**Records provided**
########################################
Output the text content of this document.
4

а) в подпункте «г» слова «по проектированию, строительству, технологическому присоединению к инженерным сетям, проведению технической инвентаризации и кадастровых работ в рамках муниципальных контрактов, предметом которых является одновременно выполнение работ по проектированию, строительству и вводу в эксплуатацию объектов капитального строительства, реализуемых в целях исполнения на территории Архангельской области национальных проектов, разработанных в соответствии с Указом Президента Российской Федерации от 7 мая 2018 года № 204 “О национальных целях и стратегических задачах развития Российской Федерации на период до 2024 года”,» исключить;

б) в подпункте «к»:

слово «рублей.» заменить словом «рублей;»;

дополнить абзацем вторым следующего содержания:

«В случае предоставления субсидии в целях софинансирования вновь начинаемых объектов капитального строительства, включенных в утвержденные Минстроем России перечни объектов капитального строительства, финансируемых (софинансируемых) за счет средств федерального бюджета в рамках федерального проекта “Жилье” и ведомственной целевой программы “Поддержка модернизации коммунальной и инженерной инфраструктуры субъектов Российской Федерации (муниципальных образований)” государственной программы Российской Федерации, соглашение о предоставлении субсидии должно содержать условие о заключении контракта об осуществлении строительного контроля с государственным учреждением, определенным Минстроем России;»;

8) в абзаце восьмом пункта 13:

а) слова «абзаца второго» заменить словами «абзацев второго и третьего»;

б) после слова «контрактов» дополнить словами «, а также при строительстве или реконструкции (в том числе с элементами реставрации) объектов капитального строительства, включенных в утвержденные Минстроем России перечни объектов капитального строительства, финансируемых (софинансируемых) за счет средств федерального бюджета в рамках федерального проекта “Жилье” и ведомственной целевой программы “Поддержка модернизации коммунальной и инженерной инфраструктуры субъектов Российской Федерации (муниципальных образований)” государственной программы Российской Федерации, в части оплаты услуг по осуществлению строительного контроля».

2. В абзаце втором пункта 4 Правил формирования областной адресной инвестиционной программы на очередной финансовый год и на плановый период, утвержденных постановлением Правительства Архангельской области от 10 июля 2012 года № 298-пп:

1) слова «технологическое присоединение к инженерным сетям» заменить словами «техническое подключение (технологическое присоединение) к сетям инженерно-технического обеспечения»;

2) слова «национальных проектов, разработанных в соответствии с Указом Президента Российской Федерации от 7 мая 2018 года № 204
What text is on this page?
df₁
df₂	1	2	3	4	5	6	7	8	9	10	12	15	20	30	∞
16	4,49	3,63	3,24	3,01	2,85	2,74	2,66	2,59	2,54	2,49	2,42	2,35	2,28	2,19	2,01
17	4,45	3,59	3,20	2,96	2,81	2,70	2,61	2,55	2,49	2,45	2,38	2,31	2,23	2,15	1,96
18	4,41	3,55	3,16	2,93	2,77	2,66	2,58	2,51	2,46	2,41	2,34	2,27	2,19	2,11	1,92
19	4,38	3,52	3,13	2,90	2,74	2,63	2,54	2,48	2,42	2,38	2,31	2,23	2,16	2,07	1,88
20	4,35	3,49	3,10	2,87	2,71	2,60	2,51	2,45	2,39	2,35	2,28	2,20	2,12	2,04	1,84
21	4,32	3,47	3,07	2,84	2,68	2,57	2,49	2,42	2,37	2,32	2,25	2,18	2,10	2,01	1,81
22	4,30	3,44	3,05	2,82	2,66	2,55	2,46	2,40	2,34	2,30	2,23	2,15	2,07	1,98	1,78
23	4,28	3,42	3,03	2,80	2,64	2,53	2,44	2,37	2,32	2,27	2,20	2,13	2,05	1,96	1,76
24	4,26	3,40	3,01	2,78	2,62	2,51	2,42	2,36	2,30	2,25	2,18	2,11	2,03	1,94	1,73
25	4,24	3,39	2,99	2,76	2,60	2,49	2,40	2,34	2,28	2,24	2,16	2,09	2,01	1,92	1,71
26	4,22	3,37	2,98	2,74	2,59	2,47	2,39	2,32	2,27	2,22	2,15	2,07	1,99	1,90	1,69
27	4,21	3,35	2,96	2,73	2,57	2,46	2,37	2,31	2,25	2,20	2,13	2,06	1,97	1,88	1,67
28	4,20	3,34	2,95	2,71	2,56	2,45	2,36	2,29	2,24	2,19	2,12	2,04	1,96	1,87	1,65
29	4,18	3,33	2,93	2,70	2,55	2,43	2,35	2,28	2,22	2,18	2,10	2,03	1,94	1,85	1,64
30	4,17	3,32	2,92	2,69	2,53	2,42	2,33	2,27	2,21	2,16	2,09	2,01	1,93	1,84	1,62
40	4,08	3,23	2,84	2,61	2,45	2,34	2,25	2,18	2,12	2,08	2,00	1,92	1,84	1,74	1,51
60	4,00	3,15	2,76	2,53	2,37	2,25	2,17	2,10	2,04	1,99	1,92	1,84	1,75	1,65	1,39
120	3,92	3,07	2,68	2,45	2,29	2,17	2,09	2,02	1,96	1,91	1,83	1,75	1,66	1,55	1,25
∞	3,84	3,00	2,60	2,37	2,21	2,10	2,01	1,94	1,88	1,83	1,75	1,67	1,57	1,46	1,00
########################################
Report every line containing the word "Российской" from the listing above.

а) в подпункте «г» слова «по проектированию, строительству, технологическому присоединению к инженерным сетям, проведению технической инвентаризации и кадастровых работ в рамках муниципальных контрактов, предметом которых является одновременно выполнение работ по проектированию, строительству и вводу в эксплуатацию объектов капитального строительства, реализуемых в целях исполнения на территории Архангельской области национальных проектов, разработанных в соответствии с Указом Президента Российской Федерации от 7 мая 2018 года № 204 “О национальных целях и стратегических задачах развития Российской Федерации на период до 2024 года”,» исключить;
«В случае предоставления субсидии в целях софинансирования вновь начинаемых объектов капитального строительства, включенных в утвержденные Минстроем России перечни объектов капитального строительства, финансируемых (софинансируемых) за счет средств федерального бюджета в рамках федерального проекта “Жилье” и ведомственной целевой программы “Поддержка модернизации коммунальной и инженерной инфраструктуры субъектов Российской Федерации (муниципальных образований)” государственной программы Российской Федерации, соглашение о предоставлении субсидии должно содержать условие о заключении контракта об осуществлении строительного контроля с государственным учреждением, определенным Минстроем России;»;
б) после слова «контрактов» дополнить словами «, а также при строительстве или реконструкции (в том числе с элементами реставрации) объектов капитального строительства, включенных в утвержденные Минстроем России перечни объектов капитального строительства, финансируемых (софинансируемых) за счет средств федерального бюджета в рамках федерального проекта “Жилье” и ведомственной целевой программы “Поддержка модернизации коммунальной и инженерной инфраструктуры субъектов Российской Федерации (муниципальных образований)” государственной программы Российской Федерации, в части оплаты услуг по осуществлению строительного контроля».
2) слова «национальных проектов, разработанных в соответствии с Указом Президента Российской Федерации от 7 мая 2018 года № 204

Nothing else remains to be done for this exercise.